Exercise prompt
Filter the data for lines with the word "name", then copy every line so identified.

[Figure collection entries]

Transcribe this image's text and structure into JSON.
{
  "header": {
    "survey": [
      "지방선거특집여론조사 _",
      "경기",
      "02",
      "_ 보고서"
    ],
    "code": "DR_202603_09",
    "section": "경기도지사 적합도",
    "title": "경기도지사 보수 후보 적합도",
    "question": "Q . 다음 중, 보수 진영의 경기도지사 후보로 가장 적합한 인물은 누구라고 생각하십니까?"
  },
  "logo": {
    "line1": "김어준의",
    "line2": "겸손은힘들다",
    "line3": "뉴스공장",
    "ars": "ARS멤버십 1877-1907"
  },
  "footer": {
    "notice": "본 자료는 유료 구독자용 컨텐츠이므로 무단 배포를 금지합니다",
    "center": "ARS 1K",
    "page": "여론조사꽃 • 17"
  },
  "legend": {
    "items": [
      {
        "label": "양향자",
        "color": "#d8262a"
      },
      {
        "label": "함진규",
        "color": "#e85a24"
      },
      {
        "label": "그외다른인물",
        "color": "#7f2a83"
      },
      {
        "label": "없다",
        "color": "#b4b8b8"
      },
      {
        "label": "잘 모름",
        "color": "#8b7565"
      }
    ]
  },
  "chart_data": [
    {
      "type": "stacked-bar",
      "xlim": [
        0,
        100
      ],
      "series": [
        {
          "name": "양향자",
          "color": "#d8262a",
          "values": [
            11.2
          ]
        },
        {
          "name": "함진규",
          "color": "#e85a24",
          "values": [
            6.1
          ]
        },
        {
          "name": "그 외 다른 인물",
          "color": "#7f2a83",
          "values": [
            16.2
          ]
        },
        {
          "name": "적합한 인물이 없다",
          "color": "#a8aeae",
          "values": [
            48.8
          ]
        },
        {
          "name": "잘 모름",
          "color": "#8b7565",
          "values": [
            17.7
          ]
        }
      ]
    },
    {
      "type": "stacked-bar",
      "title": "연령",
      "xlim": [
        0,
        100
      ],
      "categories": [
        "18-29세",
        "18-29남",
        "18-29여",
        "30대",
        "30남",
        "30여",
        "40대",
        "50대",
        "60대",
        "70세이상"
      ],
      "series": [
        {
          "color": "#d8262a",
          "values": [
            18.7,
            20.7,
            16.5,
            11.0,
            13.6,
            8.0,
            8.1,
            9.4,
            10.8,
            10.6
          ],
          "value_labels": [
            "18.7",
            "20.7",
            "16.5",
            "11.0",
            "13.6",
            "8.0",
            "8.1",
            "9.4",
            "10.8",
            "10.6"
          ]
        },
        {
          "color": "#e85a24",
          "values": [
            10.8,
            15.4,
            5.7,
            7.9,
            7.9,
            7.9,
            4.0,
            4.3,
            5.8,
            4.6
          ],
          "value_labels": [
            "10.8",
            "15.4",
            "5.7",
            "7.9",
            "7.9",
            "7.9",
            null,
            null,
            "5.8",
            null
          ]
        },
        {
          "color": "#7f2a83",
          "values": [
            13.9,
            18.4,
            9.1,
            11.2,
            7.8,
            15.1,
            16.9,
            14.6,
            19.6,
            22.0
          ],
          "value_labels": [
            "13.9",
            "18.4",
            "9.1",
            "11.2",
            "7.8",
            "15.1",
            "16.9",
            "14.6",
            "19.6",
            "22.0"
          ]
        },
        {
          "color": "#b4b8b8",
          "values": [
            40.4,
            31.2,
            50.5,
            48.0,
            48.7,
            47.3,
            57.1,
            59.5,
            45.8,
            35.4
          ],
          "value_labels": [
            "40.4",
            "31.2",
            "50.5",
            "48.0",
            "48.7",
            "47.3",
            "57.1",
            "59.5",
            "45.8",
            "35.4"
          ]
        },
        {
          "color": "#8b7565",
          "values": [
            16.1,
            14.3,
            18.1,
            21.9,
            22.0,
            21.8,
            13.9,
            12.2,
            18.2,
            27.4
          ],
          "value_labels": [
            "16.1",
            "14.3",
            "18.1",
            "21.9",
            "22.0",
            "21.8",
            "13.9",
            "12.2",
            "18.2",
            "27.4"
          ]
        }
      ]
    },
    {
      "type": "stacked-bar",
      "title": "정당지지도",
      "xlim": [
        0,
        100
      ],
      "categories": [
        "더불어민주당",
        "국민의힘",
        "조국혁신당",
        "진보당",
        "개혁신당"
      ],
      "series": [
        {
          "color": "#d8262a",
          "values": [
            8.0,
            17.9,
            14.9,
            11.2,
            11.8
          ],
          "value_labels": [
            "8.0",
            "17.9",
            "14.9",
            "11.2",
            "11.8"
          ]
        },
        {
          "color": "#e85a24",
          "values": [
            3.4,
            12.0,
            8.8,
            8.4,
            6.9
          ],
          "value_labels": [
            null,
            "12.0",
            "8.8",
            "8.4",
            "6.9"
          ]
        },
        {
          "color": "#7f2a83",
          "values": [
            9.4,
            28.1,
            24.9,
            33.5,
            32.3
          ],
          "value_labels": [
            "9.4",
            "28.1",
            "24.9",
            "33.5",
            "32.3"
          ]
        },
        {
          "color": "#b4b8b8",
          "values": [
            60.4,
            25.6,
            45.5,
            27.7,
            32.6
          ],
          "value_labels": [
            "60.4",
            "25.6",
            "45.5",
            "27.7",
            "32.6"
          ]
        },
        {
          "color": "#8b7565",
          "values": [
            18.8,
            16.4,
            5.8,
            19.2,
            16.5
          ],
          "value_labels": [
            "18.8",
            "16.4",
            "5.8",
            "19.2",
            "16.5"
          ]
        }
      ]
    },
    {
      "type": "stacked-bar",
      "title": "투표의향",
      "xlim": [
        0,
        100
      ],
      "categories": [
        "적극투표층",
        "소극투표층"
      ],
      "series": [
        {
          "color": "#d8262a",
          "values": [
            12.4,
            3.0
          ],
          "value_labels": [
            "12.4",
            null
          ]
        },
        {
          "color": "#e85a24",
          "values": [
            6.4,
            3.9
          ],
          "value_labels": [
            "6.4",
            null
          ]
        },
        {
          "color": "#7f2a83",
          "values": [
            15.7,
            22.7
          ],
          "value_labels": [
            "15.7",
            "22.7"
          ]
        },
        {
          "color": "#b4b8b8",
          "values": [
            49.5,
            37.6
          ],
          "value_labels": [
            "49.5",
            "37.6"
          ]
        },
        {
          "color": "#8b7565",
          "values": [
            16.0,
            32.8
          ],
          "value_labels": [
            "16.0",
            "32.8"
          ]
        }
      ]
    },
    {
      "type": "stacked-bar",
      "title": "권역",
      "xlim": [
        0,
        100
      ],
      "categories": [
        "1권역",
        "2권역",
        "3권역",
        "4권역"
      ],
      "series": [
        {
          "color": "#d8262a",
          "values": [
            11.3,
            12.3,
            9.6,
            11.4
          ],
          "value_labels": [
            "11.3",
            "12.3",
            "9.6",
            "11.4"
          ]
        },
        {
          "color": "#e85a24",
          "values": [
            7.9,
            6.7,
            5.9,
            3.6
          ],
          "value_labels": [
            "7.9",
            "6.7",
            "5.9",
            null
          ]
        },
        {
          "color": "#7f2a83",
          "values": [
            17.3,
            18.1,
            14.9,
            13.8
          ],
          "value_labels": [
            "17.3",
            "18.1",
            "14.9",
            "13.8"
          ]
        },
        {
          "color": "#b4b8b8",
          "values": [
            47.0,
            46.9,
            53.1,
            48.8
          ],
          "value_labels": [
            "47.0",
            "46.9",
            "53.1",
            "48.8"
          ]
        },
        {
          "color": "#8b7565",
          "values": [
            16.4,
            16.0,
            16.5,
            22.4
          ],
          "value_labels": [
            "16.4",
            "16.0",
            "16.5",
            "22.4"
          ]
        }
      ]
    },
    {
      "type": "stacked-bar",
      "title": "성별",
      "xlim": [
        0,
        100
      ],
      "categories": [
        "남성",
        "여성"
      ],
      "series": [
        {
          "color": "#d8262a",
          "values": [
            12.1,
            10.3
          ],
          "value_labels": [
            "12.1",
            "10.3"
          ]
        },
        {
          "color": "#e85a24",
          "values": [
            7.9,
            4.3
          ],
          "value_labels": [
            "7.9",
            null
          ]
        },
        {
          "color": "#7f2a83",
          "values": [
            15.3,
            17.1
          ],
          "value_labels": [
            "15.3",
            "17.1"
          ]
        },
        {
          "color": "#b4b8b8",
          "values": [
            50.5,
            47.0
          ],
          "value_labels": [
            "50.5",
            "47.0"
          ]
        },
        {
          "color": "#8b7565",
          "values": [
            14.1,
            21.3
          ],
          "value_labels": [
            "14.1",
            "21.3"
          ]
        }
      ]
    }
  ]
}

Reply
          "name": "양향자",
          "name": "함진규",
          "name": "그 외 다른 인물",
          "name": "적합한 인물이 없다",
          "name": "잘 모름",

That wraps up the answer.